Figure data in JSON
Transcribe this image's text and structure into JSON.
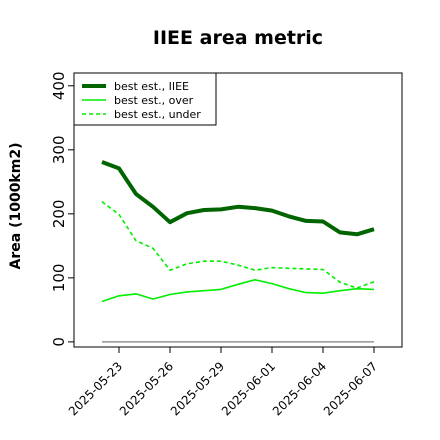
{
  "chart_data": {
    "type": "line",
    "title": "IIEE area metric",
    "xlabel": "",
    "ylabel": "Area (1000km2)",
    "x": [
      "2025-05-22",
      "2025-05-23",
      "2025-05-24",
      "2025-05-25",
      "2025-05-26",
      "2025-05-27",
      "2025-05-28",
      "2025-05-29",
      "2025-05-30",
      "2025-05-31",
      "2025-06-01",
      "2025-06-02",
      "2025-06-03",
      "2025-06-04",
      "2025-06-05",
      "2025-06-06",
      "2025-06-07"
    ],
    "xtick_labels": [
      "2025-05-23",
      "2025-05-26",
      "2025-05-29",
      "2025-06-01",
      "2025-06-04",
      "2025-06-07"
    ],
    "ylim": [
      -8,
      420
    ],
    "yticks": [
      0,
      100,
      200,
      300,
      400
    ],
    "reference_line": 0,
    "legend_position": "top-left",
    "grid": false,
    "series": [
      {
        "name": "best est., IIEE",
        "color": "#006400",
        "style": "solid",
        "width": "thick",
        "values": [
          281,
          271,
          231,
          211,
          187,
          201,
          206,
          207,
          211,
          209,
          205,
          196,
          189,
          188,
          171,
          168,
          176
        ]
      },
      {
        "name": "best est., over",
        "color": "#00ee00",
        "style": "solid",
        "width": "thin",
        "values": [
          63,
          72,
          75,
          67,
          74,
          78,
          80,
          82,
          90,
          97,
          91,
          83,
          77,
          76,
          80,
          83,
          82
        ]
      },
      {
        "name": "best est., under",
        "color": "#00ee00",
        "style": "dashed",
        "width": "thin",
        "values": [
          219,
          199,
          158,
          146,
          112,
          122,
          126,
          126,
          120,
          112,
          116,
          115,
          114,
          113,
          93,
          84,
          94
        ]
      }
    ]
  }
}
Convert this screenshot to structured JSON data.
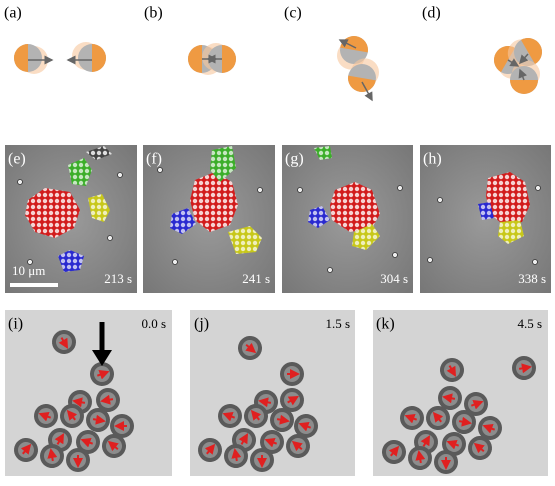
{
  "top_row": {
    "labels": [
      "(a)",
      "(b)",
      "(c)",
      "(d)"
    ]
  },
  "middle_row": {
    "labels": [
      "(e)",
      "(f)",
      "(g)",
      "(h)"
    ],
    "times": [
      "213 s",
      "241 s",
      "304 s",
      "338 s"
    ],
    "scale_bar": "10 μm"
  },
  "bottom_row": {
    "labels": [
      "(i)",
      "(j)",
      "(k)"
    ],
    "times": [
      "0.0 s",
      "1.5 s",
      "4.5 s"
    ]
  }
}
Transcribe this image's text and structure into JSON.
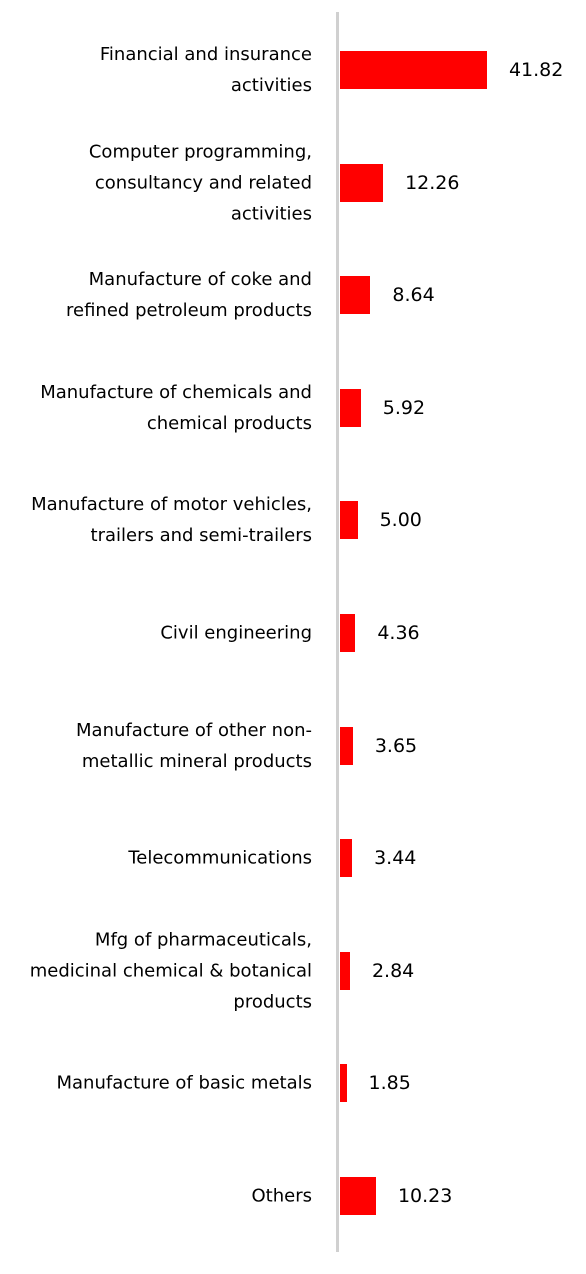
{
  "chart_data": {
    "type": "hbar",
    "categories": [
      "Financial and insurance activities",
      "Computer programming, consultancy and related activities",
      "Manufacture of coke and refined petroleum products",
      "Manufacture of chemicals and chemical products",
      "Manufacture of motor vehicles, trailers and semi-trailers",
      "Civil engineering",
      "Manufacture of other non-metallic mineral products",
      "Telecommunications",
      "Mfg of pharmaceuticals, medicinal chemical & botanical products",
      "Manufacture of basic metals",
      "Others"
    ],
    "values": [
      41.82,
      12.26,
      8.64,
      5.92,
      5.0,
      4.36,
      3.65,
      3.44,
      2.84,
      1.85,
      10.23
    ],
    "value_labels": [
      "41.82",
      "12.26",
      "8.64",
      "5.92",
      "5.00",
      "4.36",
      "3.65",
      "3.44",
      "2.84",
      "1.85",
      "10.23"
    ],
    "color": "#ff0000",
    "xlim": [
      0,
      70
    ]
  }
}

(Work to do) Print the records word for word and exclude any picture they hold.

(Finished task)
Transcribe this image's text and structure into JSON.
{
  "chart_data": {
    "type": "line",
    "title": "IIEE area metric",
    "xlabel": "",
    "ylabel": "Area (1000km2)",
    "x": [
      "2025-05-22",
      "2025-05-23",
      "2025-05-24",
      "2025-05-25",
      "2025-05-26",
      "2025-05-27",
      "2025-05-28",
      "2025-05-29",
      "2025-05-30",
      "2025-05-31",
      "2025-06-01",
      "2025-06-02",
      "2025-06-03",
      "2025-06-04",
      "2025-06-05",
      "2025-06-06",
      "2025-06-07"
    ],
    "xtick_labels": [
      "2025-05-23",
      "2025-05-26",
      "2025-05-29",
      "2025-06-01",
      "2025-06-04",
      "2025-06-07"
    ],
    "ylim": [
      -8,
      420
    ],
    "yticks": [
      0,
      100,
      200,
      300,
      400
    ],
    "reference_line": 0,
    "legend_position": "top-left",
    "grid": false,
    "series": [
      {
        "name": "best est., IIEE",
        "color": "#006400",
        "style": "solid",
        "width": "thick",
        "values": [
          281,
          271,
          231,
          211,
          187,
          201,
          206,
          207,
          211,
          209,
          205,
          196,
          189,
          188,
          171,
          168,
          176
        ]
      },
      {
        "name": "best est., over",
        "color": "#00ee00",
        "style": "solid",
        "width": "thin",
        "values": [
          63,
          72,
          75,
          67,
          74,
          78,
          80,
          82,
          90,
          97,
          91,
          83,
          77,
          76,
          80,
          83,
          82
        ]
      },
      {
        "name": "best est., under",
        "color": "#00ee00",
        "style": "dashed",
        "width": "thin",
        "values": [
          219,
          199,
          158,
          146,
          112,
          122,
          126,
          126,
          120,
          112,
          116,
          115,
          114,
          113,
          93,
          84,
          94
        ]
      }
    ]
  }
}
Convert this screenshot to structured JSON data.
{
  "top_row": {
    "labels": [
      "(a)",
      "(b)",
      "(c)",
      "(d)"
    ]
  },
  "middle_row": {
    "labels": [
      "(e)",
      "(f)",
      "(g)",
      "(h)"
    ],
    "times": [
      "213 s",
      "241 s",
      "304 s",
      "338 s"
    ],
    "scale_bar": "10 μm"
  },
  "bottom_row": {
    "labels": [
      "(i)",
      "(j)",
      "(k)"
    ],
    "times": [
      "0.0 s",
      "1.5 s",
      "4.5 s"
    ]
  }
}
Transcribe this image's text and structure into JSON.
{
  "chart_data": {
    "type": "hbar",
    "categories": [
      "Financial and insurance activities",
      "Computer programming, consultancy and related activities",
      "Manufacture of coke and refined petroleum products",
      "Manufacture of chemicals and chemical products",
      "Manufacture of motor vehicles, trailers and semi-trailers",
      "Civil engineering",
      "Manufacture of other non-metallic mineral products",
      "Telecommunications",
      "Mfg of pharmaceuticals, medicinal chemical & botanical products",
      "Manufacture of basic metals",
      "Others"
    ],
    "values": [
      41.82,
      12.26,
      8.64,
      5.92,
      5.0,
      4.36,
      3.65,
      3.44,
      2.84,
      1.85,
      10.23
    ],
    "value_labels": [
      "41.82",
      "12.26",
      "8.64",
      "5.92",
      "5.00",
      "4.36",
      "3.65",
      "3.44",
      "2.84",
      "1.85",
      "10.23"
    ],
    "color": "#ff0000",
    "xlim": [
      0,
      70
    ]
  }
}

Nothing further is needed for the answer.